Filter the entries below, keeping every line that has the word "data".

>> Start Records

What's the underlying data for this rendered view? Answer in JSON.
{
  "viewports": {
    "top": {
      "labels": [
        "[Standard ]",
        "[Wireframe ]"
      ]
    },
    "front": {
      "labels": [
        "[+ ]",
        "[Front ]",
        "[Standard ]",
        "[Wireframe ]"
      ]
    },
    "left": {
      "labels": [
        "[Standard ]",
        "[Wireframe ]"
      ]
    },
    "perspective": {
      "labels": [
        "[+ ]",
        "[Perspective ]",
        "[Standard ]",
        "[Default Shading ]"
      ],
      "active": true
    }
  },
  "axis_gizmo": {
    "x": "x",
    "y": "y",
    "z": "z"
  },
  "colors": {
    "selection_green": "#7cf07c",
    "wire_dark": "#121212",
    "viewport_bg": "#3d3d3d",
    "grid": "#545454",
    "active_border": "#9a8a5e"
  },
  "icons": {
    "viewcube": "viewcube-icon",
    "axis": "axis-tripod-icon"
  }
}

>> End Records
>> Start Records

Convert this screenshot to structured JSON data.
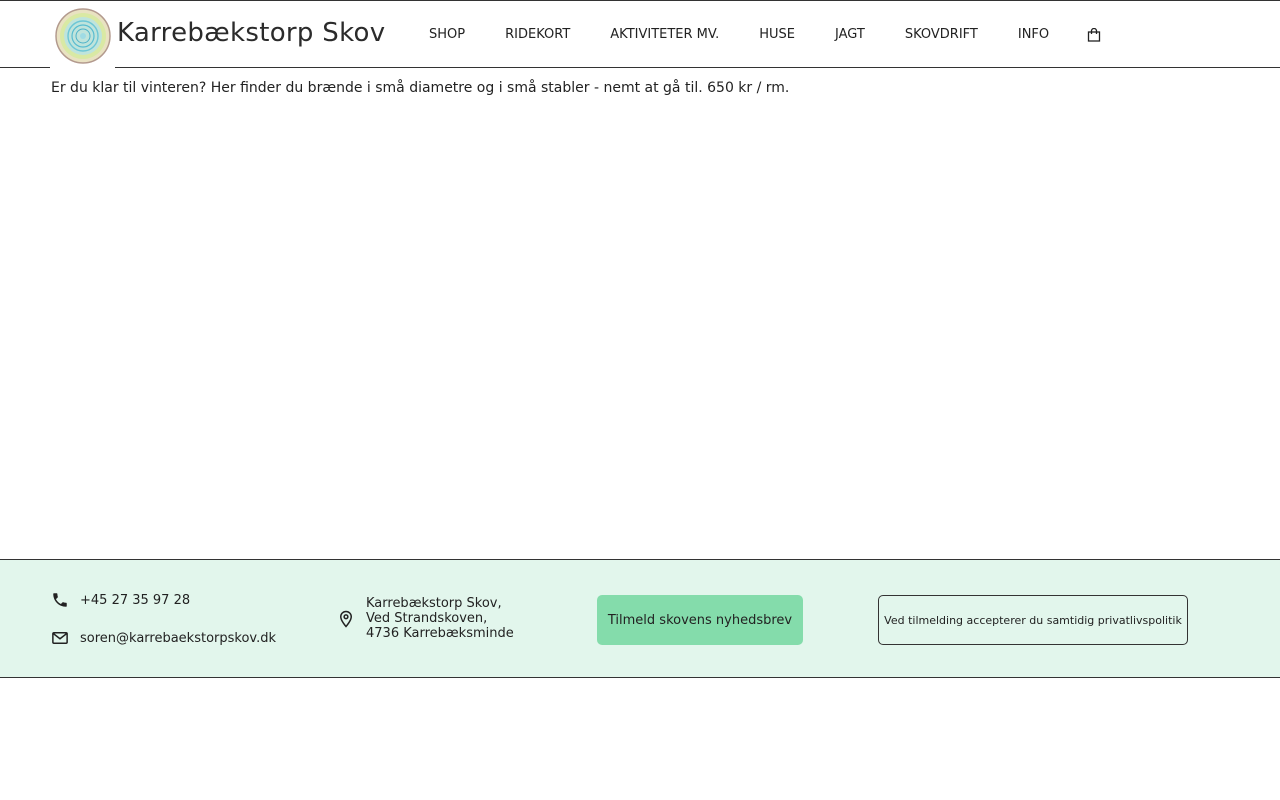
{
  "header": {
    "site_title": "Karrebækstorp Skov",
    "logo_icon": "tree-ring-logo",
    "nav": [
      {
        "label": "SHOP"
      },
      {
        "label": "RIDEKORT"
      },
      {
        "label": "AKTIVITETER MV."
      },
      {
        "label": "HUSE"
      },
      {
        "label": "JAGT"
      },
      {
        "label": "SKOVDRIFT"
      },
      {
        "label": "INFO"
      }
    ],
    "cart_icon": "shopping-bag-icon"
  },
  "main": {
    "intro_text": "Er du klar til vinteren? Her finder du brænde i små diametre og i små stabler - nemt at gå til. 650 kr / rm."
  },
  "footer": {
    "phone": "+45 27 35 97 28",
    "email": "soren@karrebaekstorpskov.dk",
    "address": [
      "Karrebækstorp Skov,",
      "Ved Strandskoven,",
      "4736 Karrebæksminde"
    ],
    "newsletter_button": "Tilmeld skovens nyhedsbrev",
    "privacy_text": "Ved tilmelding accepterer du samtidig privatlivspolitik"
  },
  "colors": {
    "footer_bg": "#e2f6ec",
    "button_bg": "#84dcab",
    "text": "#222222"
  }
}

>> End Records

▶ Solution for this exercise
What's the underlying data for this rendered view? Answer in JSON.
Convert this screenshot to structured JSON data.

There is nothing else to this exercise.